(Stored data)
+--

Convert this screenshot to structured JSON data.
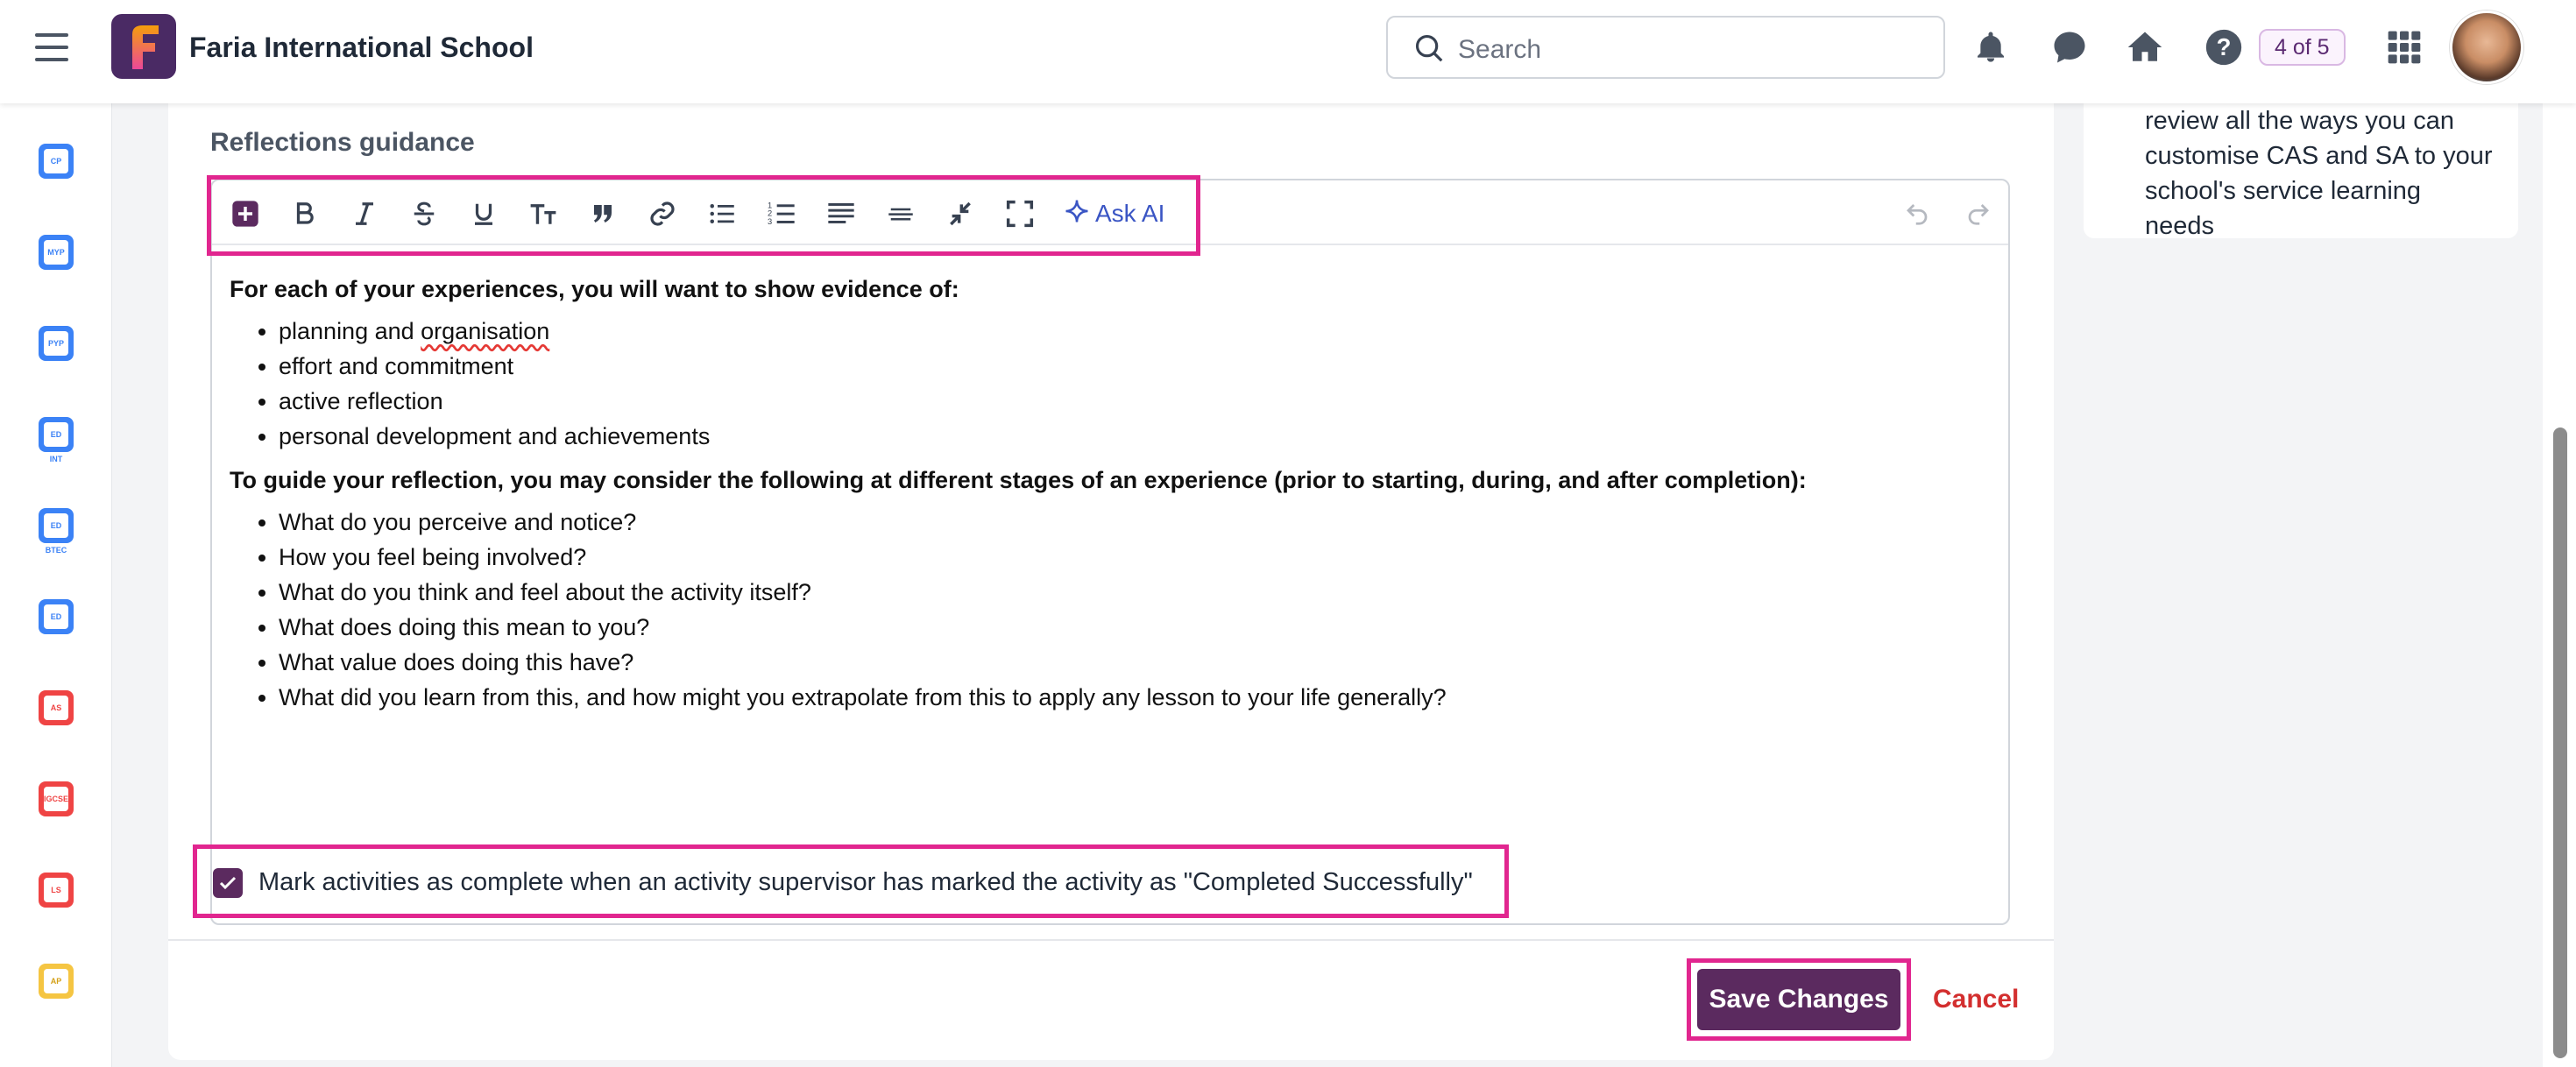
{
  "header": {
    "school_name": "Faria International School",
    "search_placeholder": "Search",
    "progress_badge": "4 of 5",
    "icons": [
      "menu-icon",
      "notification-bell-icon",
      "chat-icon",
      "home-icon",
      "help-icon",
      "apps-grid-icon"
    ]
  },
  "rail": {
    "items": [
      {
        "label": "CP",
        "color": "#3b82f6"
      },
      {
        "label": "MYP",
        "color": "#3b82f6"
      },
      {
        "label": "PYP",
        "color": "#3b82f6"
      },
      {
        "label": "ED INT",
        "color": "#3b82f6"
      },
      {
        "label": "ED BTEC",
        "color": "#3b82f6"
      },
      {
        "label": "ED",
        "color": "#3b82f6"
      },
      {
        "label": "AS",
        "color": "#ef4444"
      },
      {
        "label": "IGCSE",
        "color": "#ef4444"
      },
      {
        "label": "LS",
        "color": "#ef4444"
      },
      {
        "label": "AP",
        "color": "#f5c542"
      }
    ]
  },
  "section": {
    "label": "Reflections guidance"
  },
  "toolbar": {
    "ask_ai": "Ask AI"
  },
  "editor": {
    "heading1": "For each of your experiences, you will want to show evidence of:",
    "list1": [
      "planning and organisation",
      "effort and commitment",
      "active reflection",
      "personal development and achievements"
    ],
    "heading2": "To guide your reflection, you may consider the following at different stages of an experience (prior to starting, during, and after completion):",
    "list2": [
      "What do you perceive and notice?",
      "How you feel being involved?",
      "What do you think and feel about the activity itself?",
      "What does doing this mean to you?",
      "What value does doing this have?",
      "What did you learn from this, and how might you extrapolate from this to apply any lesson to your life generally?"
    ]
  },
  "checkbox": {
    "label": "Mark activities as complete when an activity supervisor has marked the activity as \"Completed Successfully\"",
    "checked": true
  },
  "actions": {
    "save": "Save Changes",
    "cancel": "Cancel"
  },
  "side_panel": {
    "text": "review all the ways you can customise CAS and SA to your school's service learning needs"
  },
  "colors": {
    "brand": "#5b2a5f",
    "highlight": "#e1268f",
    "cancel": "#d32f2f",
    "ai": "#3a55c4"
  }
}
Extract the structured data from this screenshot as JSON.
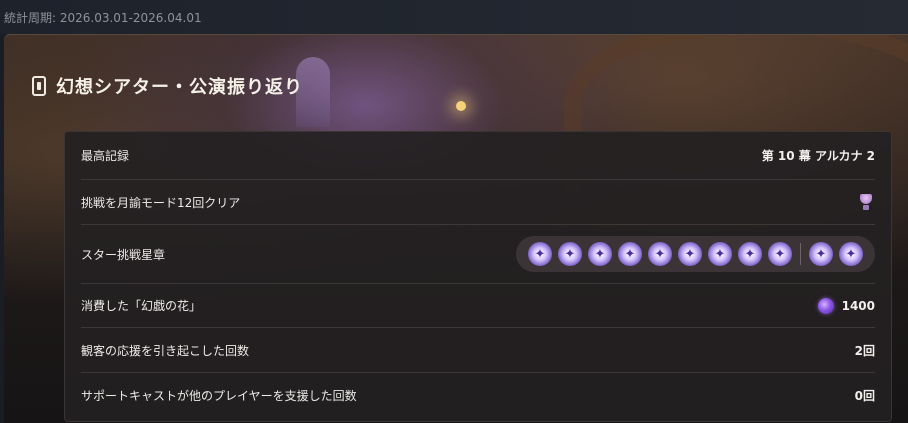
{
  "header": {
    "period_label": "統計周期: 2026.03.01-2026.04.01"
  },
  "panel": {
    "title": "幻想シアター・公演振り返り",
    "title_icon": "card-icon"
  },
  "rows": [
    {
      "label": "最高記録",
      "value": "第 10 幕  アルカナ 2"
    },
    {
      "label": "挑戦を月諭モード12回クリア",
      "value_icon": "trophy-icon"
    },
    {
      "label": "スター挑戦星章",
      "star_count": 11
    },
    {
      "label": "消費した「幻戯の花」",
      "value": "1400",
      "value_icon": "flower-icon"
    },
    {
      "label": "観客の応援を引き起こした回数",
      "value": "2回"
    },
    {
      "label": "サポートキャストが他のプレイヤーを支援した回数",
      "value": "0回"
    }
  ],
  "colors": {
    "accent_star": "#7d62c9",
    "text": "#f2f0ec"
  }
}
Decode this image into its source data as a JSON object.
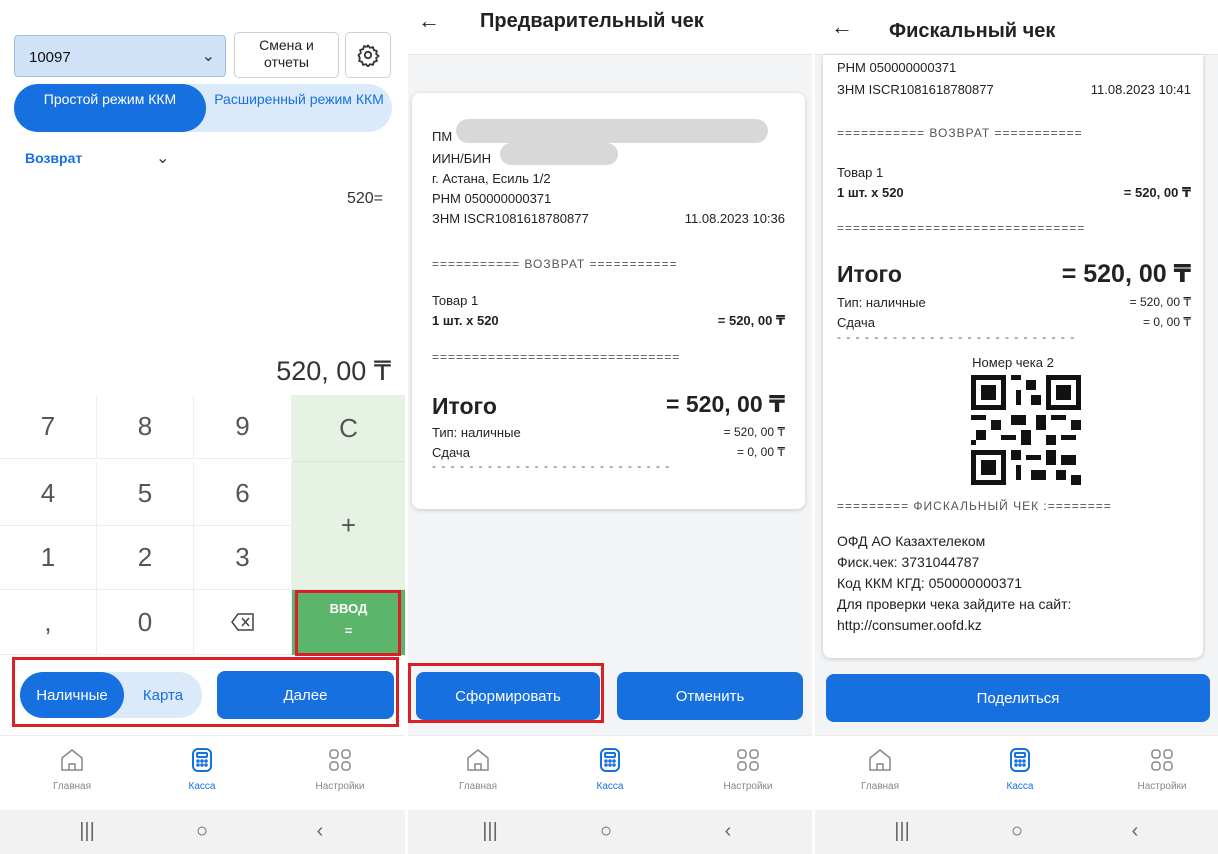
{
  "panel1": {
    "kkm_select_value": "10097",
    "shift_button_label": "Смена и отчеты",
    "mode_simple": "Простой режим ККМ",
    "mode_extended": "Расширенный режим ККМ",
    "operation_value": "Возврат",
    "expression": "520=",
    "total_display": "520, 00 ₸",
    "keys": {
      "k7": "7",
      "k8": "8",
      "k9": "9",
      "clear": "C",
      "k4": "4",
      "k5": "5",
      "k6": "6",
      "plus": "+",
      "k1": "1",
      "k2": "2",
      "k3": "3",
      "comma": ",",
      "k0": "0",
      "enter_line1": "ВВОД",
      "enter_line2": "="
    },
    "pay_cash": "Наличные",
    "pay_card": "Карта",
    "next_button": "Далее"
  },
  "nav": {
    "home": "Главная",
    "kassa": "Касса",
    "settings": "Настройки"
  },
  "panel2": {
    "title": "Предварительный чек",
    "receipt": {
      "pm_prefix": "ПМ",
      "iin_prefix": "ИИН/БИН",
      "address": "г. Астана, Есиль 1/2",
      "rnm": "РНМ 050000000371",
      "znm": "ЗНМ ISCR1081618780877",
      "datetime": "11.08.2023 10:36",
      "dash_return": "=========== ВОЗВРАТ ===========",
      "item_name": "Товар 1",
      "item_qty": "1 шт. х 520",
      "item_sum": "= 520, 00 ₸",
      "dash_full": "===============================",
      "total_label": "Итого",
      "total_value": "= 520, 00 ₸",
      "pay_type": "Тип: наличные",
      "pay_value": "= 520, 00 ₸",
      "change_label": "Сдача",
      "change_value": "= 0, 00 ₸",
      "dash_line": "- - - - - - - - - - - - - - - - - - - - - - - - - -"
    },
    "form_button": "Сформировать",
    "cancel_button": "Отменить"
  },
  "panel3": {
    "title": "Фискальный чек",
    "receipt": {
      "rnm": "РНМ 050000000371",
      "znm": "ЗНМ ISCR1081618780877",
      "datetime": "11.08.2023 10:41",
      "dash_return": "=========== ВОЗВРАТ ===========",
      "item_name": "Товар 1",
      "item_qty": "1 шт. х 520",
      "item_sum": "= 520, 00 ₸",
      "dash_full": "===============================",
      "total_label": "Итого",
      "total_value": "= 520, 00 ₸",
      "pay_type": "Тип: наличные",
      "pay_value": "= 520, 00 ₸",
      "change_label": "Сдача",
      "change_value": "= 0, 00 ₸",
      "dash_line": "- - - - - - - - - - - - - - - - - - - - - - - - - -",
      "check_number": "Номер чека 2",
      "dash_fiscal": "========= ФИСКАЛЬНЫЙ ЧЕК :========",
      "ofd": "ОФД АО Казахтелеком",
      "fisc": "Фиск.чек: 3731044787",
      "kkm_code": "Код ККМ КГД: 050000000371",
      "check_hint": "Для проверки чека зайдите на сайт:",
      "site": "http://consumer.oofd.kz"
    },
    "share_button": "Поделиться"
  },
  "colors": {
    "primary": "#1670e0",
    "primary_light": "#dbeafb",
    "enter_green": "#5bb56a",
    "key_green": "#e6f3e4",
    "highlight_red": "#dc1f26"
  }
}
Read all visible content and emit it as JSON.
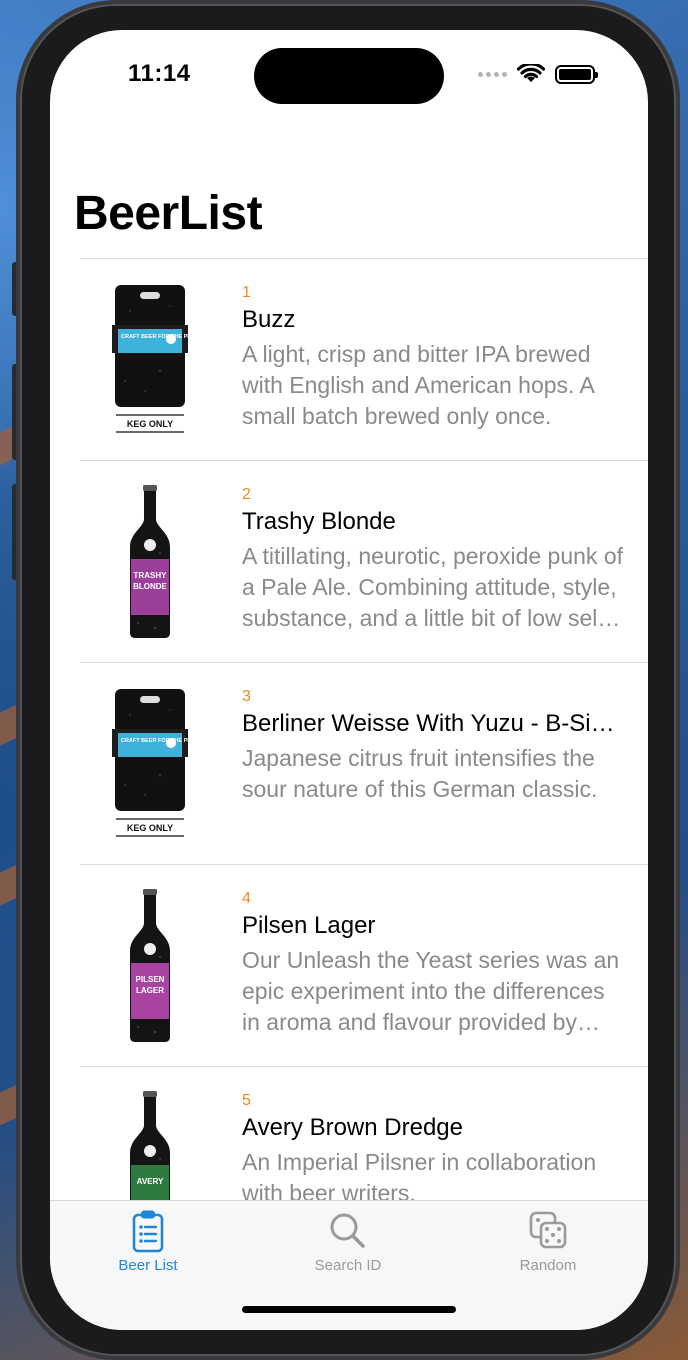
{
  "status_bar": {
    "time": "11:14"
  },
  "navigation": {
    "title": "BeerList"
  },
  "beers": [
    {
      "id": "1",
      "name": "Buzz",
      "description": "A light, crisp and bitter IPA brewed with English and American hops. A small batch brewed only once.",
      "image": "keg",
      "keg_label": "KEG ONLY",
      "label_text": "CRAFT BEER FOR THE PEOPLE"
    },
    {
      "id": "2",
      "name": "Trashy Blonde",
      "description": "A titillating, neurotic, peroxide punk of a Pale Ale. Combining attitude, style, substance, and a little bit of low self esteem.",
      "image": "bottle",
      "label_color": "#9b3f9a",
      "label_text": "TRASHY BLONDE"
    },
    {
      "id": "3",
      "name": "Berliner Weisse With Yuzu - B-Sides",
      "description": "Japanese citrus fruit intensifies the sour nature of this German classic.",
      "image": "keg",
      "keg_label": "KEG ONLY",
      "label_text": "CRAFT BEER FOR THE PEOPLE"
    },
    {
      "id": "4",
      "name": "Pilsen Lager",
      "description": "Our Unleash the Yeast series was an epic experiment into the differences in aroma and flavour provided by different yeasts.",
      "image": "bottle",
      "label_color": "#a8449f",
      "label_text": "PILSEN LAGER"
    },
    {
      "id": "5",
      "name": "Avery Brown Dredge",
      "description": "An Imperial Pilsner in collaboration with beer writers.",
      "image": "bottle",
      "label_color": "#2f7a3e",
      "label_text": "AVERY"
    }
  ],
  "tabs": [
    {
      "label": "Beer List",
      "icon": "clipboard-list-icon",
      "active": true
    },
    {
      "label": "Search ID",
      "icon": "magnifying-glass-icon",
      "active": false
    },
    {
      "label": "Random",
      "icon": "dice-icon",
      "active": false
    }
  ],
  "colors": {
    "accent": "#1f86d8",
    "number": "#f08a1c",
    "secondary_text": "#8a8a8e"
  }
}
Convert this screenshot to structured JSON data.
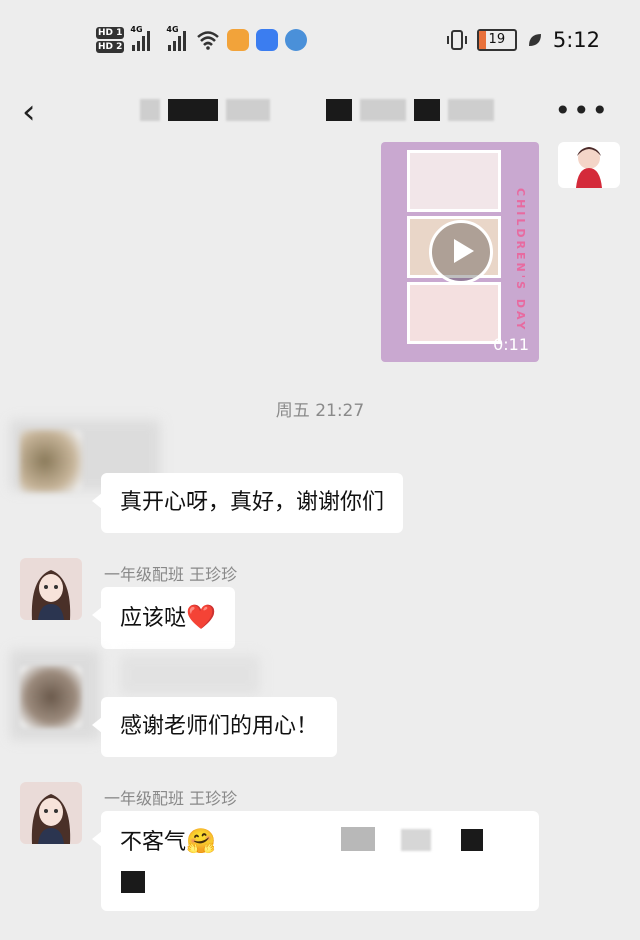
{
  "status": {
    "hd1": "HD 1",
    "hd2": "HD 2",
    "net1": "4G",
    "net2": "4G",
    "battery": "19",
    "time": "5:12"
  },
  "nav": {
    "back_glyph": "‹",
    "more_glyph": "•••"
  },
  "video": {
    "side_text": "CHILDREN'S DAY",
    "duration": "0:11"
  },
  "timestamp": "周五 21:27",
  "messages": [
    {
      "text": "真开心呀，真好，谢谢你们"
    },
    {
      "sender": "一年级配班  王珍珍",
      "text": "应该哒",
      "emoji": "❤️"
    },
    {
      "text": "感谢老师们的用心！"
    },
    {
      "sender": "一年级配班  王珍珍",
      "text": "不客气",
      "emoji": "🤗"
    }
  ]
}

+--

Scan the material above. Extract every line in which the word "activity" occurs.

      "What do you think and feel about the activity itself?",
    "label": "Mark activities as complete when an activity supervisor has marked the activity as \"Completed Successfully\"",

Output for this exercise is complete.